WHAT YOU NEED TO DO
Among the lines below, count those containing the word "συντάσσονται". Give the number only.

RECORDED DATA
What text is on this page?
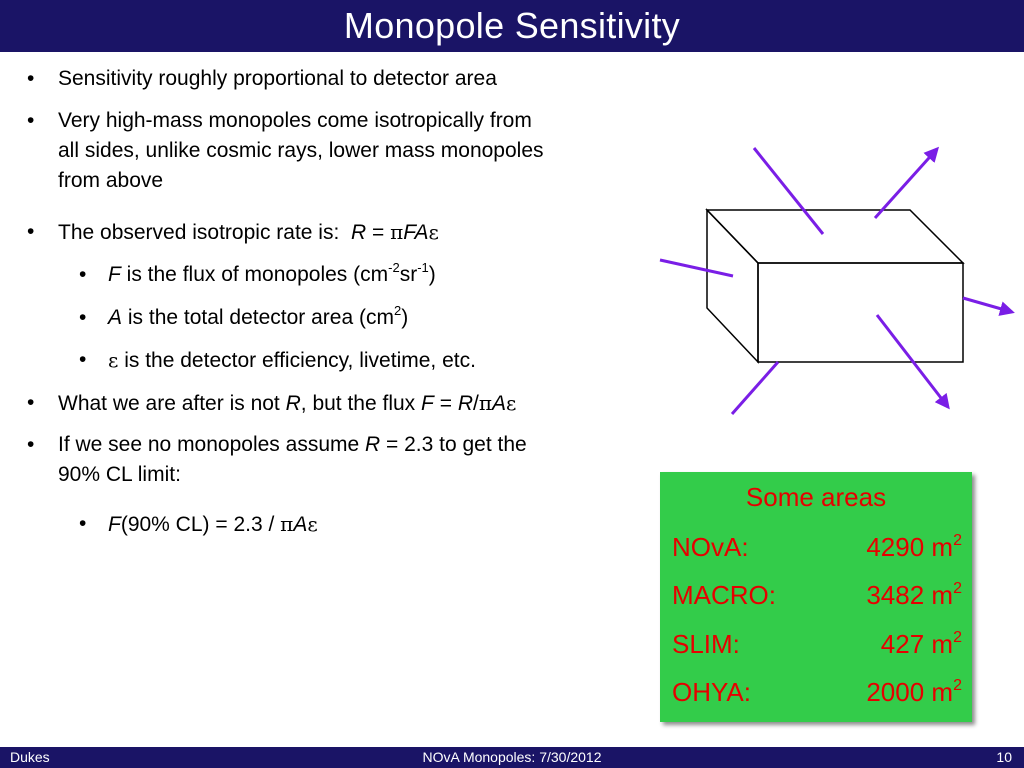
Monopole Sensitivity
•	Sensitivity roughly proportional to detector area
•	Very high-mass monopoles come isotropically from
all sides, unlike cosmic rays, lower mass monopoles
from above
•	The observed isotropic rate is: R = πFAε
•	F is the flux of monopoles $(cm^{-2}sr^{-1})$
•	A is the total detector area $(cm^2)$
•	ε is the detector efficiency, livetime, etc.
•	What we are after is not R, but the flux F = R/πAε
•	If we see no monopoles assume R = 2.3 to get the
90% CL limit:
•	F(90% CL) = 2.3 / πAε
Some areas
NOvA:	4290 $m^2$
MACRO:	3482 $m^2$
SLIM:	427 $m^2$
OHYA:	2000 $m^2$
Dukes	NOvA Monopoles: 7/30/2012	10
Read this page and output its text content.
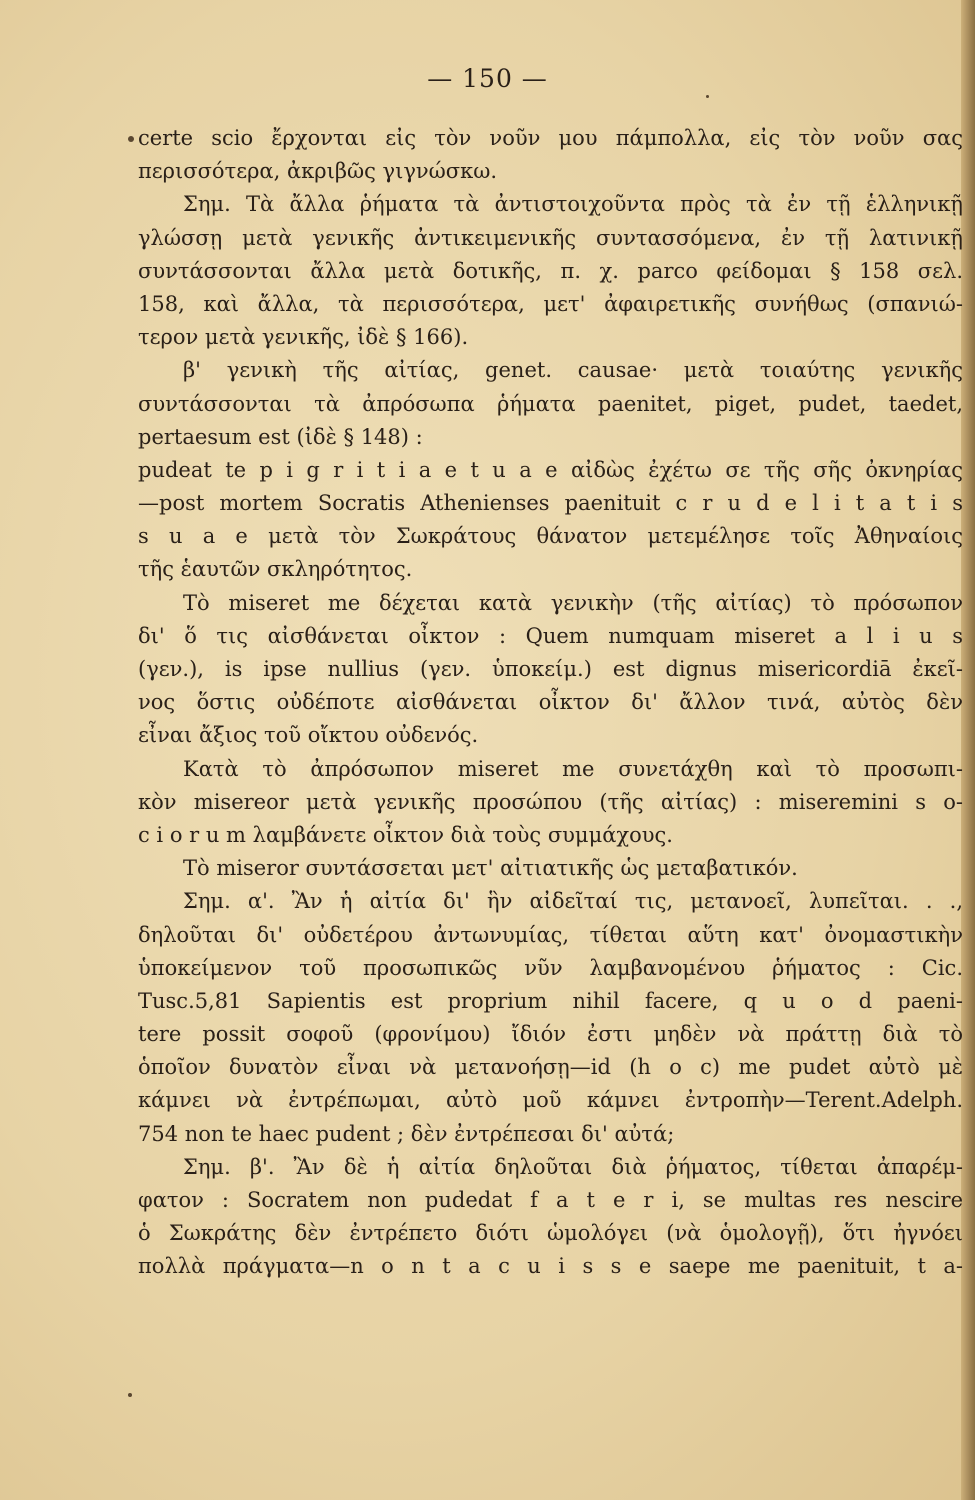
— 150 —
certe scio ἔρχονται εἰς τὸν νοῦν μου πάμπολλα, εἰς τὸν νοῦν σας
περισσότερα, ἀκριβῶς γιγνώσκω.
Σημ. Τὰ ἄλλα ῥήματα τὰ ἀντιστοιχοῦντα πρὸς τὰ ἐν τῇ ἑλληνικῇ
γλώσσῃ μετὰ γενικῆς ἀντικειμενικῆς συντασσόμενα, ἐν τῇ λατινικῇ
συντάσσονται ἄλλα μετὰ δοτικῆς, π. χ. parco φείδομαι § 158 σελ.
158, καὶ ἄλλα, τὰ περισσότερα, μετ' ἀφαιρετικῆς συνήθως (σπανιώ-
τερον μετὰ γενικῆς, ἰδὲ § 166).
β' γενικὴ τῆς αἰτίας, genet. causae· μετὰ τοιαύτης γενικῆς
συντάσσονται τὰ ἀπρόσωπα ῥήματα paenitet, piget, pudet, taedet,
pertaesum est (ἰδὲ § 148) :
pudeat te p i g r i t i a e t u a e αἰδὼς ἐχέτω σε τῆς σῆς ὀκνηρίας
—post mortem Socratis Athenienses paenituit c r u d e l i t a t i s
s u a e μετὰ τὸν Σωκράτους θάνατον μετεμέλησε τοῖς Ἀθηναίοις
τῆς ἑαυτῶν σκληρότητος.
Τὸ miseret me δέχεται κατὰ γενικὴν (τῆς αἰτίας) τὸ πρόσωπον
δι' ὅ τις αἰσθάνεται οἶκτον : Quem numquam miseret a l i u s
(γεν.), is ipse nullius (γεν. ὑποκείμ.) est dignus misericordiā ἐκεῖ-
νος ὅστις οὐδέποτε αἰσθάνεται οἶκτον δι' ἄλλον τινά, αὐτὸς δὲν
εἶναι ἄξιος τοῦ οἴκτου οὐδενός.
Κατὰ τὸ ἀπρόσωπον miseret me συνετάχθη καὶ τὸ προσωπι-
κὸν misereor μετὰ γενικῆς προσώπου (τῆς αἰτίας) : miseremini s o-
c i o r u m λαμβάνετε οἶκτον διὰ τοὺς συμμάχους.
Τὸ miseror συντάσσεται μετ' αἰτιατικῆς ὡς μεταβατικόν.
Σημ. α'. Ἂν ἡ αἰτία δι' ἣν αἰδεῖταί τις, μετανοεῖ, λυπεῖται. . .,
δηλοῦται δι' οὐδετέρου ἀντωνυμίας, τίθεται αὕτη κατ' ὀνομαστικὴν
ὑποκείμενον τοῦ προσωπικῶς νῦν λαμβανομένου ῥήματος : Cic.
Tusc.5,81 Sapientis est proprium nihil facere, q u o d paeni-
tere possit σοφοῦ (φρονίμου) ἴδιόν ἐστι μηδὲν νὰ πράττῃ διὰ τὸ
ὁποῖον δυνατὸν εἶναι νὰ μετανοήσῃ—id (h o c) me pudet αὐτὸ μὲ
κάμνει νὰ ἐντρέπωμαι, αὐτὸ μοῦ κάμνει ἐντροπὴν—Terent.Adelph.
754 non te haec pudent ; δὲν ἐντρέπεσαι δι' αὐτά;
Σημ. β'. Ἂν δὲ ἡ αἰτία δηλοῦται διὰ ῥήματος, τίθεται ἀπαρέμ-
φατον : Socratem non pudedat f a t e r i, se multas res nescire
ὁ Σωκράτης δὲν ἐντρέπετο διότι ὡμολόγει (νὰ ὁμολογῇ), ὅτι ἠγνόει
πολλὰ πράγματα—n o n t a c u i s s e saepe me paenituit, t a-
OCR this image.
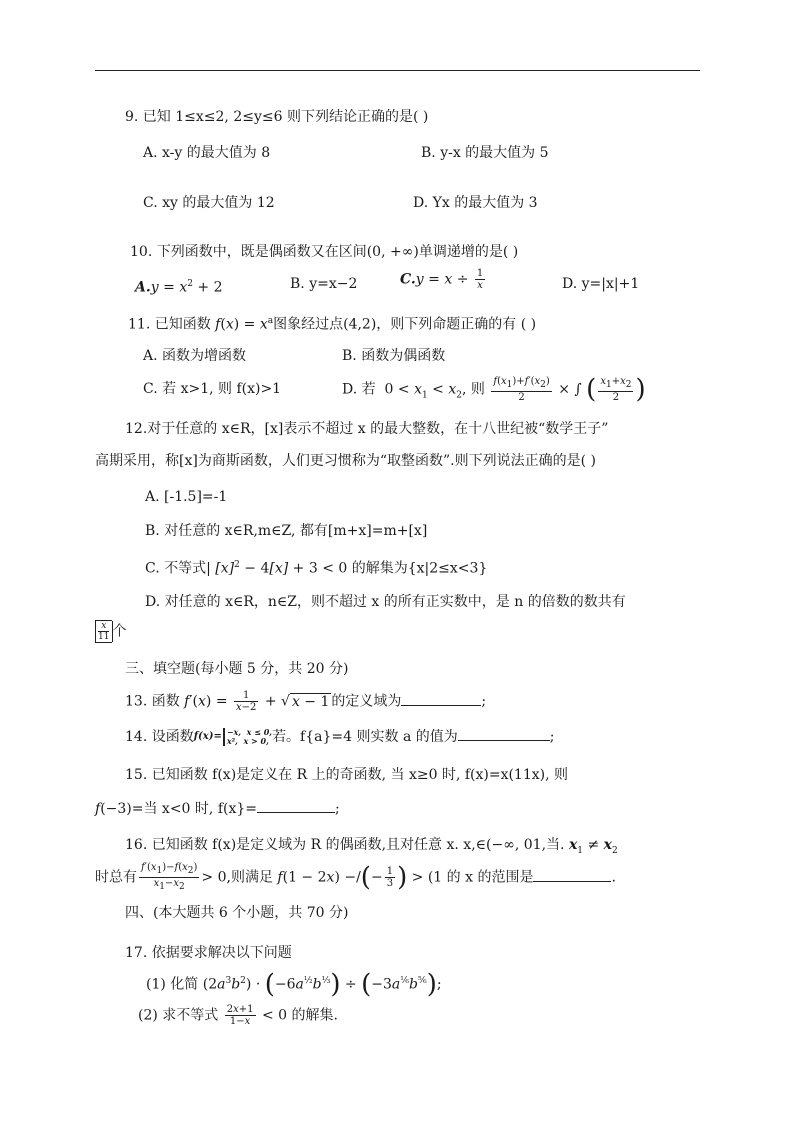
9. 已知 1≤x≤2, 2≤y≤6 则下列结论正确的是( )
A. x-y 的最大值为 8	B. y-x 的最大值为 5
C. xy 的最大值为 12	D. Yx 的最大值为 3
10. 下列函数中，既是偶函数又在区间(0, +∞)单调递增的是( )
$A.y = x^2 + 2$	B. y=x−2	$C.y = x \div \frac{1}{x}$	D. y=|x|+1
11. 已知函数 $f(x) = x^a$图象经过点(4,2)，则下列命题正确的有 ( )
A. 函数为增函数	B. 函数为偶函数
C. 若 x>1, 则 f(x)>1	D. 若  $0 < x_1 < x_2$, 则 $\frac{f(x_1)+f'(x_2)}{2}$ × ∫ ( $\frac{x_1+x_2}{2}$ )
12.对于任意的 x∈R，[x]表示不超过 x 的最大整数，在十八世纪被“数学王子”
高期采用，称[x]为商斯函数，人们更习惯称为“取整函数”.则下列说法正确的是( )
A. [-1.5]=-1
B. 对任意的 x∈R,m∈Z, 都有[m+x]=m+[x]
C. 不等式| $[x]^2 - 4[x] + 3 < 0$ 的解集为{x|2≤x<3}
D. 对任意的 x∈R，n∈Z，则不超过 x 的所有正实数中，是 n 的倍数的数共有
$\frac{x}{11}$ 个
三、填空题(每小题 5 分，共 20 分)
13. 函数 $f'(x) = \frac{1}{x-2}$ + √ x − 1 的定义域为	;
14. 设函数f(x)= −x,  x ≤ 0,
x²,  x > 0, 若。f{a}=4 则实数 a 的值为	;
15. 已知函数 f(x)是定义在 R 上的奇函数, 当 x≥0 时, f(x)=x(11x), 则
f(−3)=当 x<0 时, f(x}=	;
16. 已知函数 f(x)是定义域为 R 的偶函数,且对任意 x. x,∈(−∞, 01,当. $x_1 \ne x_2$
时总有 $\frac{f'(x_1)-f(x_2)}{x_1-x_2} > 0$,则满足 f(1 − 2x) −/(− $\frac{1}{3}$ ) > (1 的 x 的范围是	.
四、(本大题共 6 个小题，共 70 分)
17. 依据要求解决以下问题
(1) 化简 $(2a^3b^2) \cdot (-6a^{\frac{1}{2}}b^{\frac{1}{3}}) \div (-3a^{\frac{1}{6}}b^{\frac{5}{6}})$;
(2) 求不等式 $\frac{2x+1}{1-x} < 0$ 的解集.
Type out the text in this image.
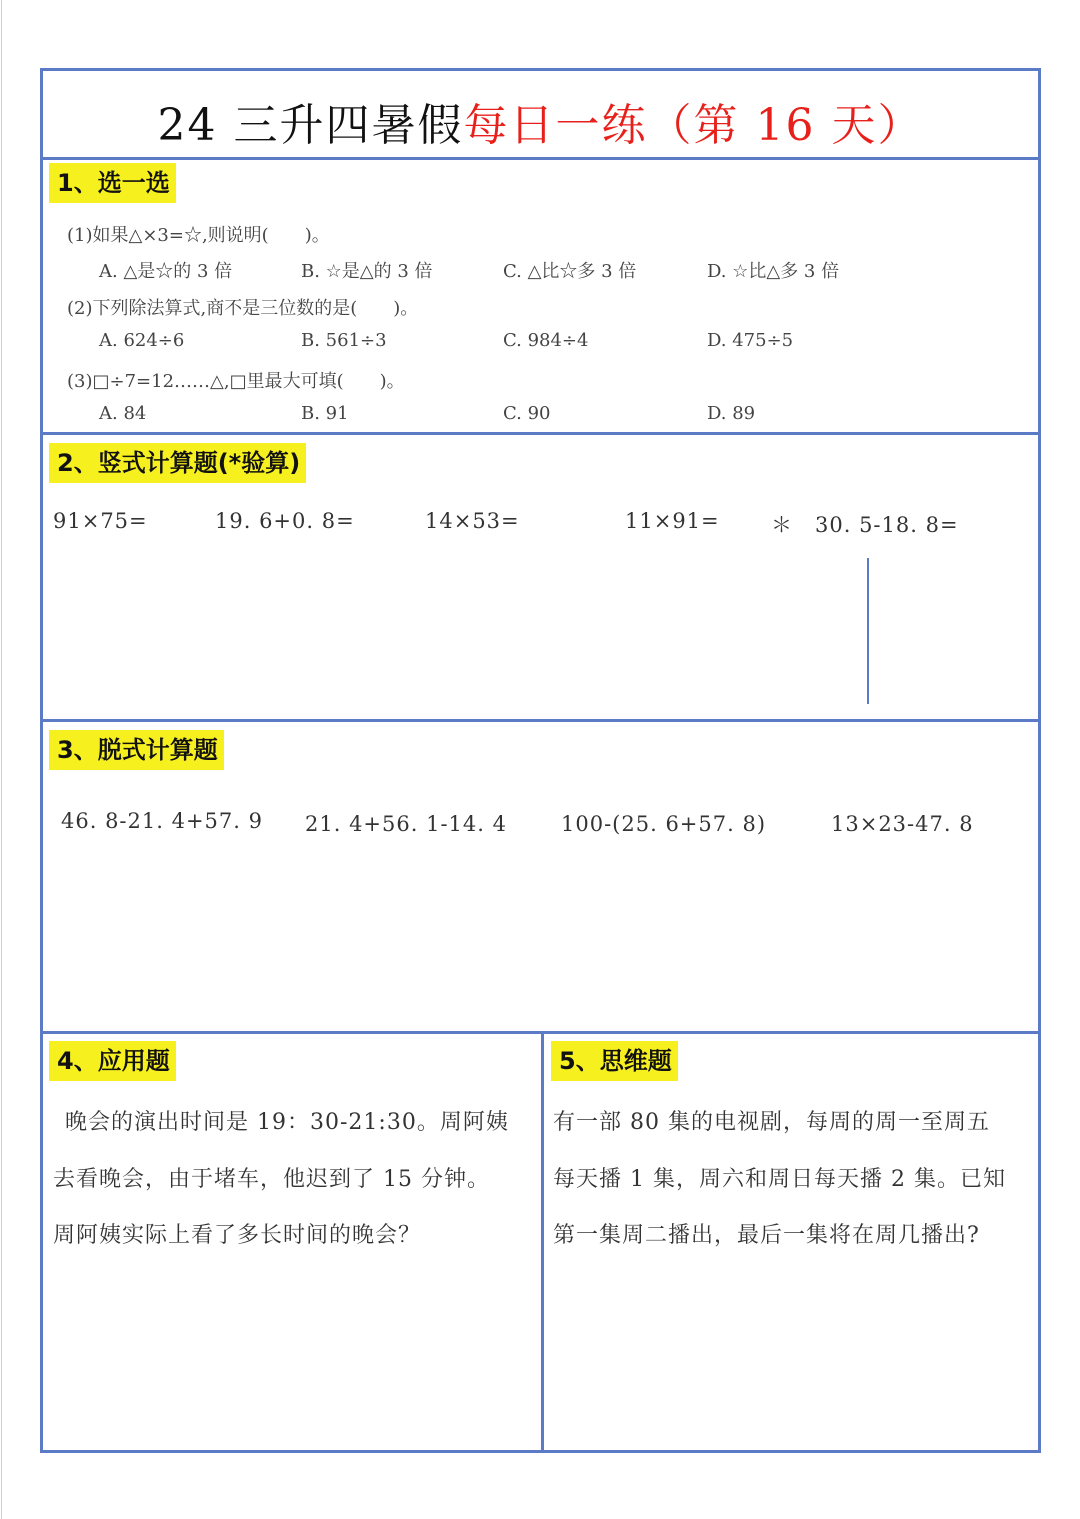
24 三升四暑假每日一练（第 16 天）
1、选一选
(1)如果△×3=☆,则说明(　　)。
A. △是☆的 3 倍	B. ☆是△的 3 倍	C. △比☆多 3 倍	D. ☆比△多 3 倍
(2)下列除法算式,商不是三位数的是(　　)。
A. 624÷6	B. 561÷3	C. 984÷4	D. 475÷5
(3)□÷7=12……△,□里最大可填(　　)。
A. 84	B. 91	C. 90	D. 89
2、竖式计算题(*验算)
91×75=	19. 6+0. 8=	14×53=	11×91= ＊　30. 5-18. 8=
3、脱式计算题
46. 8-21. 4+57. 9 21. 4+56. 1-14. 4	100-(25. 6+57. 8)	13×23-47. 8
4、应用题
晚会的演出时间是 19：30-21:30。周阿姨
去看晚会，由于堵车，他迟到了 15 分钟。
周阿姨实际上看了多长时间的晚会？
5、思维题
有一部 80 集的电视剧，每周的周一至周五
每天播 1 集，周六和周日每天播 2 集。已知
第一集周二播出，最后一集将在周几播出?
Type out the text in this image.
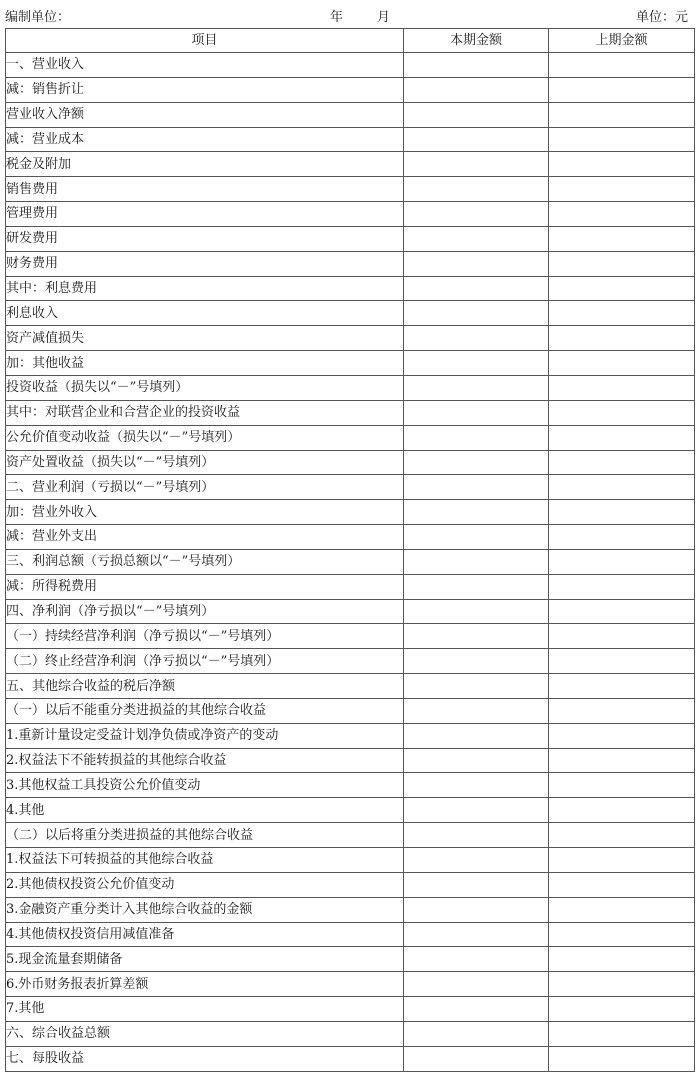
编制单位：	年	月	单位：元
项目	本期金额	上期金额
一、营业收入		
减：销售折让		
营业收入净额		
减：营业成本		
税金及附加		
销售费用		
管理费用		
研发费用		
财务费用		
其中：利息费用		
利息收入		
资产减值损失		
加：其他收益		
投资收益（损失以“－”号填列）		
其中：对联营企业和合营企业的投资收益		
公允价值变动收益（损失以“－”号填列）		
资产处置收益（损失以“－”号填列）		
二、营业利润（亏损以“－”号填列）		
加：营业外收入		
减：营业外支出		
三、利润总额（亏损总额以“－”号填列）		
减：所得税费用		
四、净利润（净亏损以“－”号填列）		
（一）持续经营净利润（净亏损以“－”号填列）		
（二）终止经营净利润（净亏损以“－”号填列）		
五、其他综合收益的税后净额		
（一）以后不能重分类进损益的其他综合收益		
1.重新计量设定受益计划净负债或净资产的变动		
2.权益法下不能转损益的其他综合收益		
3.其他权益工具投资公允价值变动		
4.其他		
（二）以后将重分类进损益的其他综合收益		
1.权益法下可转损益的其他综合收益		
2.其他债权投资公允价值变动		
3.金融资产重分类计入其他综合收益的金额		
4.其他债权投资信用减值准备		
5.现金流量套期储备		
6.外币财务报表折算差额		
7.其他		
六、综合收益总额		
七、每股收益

SOLUTION FOR THIS EXERCISE
2